◆ Task to complete ◆
From the listing below, pull out every line where the string "woman" appears.

◆ Working data ◆
start

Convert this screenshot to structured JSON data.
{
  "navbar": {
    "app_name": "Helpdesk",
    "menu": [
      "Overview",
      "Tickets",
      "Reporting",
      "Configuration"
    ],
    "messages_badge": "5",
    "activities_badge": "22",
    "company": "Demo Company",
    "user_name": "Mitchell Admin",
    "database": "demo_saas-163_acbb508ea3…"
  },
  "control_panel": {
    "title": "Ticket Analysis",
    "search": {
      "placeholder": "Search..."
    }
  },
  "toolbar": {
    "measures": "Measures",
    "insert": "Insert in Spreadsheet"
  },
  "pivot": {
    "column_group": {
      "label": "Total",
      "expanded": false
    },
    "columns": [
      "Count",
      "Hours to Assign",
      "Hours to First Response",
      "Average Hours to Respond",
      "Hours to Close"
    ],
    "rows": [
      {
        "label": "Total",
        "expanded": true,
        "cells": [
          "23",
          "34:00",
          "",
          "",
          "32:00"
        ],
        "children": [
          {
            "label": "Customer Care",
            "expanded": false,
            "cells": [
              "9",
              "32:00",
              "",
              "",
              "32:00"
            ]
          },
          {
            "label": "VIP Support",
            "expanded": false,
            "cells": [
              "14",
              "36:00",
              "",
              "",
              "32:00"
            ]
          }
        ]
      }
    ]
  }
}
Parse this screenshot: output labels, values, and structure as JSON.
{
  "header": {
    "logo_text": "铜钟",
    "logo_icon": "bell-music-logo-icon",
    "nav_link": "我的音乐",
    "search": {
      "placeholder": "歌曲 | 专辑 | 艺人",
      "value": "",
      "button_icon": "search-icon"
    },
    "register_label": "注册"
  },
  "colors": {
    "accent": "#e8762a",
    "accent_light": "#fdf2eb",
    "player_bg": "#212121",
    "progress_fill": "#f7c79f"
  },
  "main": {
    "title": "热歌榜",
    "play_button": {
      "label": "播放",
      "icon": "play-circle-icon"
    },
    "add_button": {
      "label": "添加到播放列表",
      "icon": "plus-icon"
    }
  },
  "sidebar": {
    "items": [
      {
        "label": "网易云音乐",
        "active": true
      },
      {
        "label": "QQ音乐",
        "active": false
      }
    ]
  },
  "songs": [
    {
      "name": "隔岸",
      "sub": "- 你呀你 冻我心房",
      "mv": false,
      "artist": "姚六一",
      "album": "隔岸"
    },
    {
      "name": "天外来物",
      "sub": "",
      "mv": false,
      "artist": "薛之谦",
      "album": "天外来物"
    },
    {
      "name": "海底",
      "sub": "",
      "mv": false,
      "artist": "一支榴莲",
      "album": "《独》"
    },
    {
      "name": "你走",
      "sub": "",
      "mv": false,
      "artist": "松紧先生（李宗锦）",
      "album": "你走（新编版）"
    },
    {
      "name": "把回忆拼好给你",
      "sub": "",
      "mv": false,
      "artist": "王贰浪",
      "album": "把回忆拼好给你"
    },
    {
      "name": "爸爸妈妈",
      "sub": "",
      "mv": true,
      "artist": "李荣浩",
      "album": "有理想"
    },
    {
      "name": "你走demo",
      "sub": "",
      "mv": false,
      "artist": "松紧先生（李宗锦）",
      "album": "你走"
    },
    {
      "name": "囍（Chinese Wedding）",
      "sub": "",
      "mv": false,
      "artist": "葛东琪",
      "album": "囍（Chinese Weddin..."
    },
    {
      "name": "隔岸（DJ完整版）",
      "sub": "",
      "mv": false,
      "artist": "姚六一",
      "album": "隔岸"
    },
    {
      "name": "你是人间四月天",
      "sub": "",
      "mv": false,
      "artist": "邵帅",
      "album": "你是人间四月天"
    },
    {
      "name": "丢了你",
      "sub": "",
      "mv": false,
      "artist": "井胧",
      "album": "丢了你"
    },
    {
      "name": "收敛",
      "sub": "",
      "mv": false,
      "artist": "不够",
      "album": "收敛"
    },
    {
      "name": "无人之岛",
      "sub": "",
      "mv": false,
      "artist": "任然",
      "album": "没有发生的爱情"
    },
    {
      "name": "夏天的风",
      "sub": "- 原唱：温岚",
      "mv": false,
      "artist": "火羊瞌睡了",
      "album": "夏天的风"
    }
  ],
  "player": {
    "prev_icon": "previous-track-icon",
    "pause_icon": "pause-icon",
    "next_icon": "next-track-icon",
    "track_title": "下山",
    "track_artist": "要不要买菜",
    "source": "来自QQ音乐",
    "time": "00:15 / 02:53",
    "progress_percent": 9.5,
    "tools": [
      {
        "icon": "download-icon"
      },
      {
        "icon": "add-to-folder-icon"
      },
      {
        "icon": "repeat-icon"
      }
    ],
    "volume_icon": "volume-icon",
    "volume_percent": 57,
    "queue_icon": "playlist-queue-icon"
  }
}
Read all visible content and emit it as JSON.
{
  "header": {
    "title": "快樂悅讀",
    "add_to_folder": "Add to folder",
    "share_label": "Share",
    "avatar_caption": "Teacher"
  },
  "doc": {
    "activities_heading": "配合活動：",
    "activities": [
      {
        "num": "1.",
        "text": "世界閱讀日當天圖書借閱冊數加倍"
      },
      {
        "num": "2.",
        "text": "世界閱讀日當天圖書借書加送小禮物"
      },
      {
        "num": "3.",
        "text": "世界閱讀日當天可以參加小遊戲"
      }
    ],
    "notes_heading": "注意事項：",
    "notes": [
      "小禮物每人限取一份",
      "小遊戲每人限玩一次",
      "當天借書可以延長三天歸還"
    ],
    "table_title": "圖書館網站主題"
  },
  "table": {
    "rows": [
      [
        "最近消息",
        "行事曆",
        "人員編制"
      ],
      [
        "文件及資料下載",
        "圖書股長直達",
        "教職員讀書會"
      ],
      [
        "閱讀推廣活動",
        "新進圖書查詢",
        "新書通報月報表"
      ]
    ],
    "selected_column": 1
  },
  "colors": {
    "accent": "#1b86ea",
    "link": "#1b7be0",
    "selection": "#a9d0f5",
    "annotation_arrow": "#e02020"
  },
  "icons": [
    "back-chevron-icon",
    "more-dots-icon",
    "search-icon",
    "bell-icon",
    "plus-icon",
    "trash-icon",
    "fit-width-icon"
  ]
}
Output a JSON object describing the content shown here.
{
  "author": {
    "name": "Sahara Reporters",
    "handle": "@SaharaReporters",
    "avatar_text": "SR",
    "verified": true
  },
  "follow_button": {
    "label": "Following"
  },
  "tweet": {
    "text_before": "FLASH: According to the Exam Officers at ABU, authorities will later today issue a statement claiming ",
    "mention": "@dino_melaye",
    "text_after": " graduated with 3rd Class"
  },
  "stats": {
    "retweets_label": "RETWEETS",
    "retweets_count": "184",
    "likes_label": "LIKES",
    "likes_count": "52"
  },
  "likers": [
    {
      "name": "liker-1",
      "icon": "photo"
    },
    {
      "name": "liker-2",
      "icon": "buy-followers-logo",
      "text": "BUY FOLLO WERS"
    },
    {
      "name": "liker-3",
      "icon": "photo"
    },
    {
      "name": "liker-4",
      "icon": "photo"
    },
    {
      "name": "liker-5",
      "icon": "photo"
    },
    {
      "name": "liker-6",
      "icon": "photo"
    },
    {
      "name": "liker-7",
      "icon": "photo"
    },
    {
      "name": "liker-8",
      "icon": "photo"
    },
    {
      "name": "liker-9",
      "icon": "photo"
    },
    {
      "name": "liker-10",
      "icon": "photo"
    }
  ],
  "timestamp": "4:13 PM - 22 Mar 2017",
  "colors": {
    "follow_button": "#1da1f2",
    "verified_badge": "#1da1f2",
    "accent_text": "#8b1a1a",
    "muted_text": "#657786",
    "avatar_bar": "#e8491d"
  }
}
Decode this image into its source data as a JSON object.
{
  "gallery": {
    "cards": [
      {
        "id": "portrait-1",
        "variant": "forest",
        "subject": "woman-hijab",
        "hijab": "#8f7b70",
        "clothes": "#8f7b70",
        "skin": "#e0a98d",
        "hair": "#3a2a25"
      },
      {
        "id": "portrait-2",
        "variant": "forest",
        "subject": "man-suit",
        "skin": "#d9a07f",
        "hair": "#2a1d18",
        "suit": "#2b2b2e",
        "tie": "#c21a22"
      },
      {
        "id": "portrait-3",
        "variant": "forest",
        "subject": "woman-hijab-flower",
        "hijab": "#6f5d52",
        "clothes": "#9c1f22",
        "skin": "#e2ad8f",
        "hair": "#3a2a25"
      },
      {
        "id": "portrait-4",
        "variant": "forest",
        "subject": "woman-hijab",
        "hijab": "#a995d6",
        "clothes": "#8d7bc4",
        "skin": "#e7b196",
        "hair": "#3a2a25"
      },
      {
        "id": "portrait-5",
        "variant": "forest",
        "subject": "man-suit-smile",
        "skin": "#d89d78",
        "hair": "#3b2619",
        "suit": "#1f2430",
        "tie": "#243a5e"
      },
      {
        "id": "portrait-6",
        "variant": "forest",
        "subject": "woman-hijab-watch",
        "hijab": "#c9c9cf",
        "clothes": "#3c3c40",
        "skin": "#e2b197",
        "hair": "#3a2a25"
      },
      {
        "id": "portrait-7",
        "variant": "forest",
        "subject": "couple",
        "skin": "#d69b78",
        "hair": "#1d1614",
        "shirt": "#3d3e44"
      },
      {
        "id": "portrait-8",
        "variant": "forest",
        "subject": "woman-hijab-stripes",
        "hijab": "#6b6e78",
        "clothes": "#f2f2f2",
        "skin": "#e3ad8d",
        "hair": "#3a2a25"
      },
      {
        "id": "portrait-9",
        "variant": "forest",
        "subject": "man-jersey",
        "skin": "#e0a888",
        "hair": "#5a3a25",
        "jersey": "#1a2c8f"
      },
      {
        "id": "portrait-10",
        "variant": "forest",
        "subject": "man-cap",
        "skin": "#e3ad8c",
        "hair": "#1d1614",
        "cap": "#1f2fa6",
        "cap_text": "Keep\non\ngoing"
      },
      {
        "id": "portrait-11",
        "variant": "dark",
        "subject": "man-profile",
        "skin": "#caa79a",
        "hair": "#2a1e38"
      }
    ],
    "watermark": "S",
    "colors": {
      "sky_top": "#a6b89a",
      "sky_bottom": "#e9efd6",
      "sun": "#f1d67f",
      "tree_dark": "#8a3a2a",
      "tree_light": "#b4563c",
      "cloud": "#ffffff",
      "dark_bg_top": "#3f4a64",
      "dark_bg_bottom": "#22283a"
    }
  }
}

end

◆ Result of this task ◆
        "subject": "woman-hijab",
        "subject": "woman-hijab-flower",
        "subject": "woman-hijab",
        "subject": "woman-hijab-watch",
        "subject": "woman-hijab-stripes",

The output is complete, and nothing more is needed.